▶ _Exercise requirements_
Tally the lines that contain "text" and report the total alone.

Saved data entries:
---------------
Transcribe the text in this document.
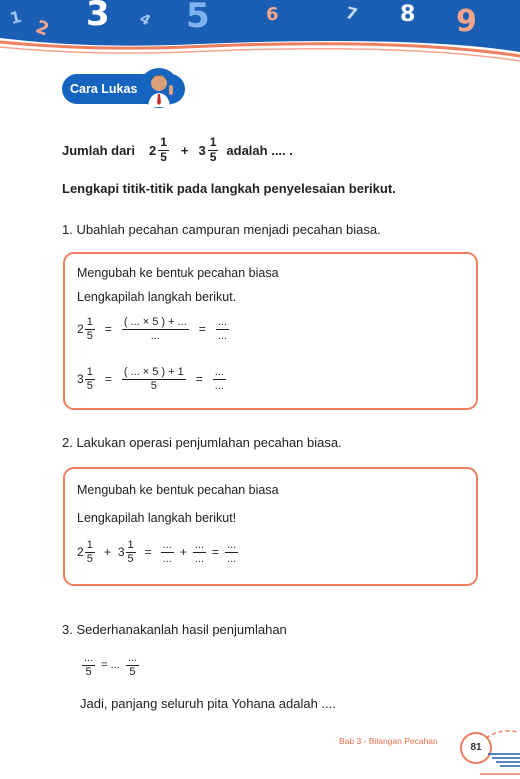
1 2 3 4 5	6	7 8 9
Cara Lukas
Jumlah dari $2 \frac{1}{5} + 3 \frac{1}{5}$ adalah .... .
Lengkapi titik-titik pada langkah penyelesaian berikut.
1. Ubahlah pecahan campuran menjadi pecahan biasa.
Mengubah ke bentuk pecahan biasa
Lengkapilah langkah berikut.
$2 \frac{1}{5} = \frac{( ... \times 5 ) + ...}{...} = \frac{...}{...}$
$3 \frac{1}{5} = \frac{( ... \times 5 ) + 1}{5} = \frac{...}{...}$
2. Lakukan operasi penjumlahan pecahan biasa.
Mengubah ke bentuk pecahan biasa
Lengkapilah langkah berikut!
$2 \frac{1}{5} + 3 \frac{1}{5} = \frac{...}{...} + \frac{...}{...} = \frac{...}{...}$
3. Sederhanakanlah hasil penjumlahan
$\frac{...}{5}$ = ... $\frac{...}{5}$
Jadi, panjang seluruh pita Yohana adalah ....
Bab 3 - Bilangan Pecahan
81
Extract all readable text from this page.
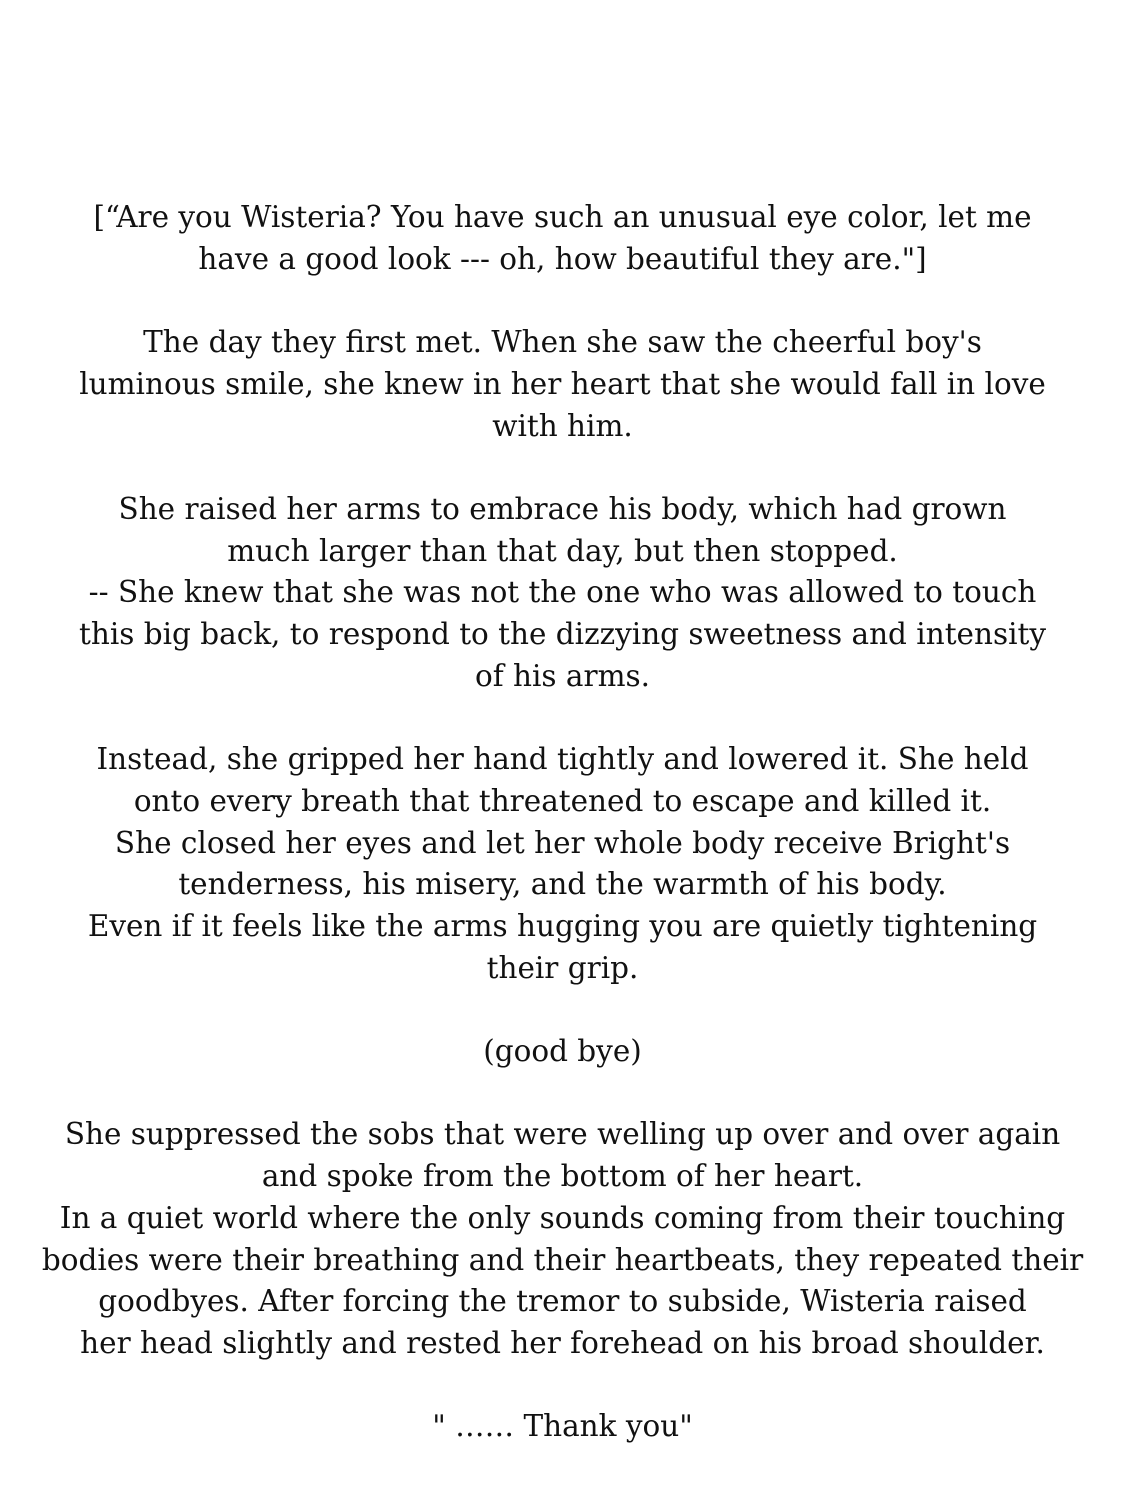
[“Are you Wisteria? You have such an unusual eye color, let me
have a good look --- oh, how beautiful they are."]

The day they first met. When she saw the cheerful boy's
luminous smile, she knew in her heart that she would fall in love
with him.

She raised her arms to embrace his body, which had grown
much larger than that day, but then stopped.
-- She knew that she was not the one who was allowed to touch
this big back, to respond to the dizzying sweetness and intensity
of his arms.

Instead, she gripped her hand tightly and lowered it. She held
onto every breath that threatened to escape and killed it.
She closed her eyes and let her whole body receive Bright's
tenderness, his misery, and the warmth of his body.
Even if it feels like the arms hugging you are quietly tightening
their grip.

(good bye)

She suppressed the sobs that were welling up over and over again
and spoke from the bottom of her heart.
In a quiet world where the only sounds coming from their touching
bodies were their breathing and their heartbeats, they repeated their
goodbyes. After forcing the tremor to subside, Wisteria raised
her head slightly and rested her forehead on his broad shoulder.

" …… Thank you"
---------------
▶ _Final result_
2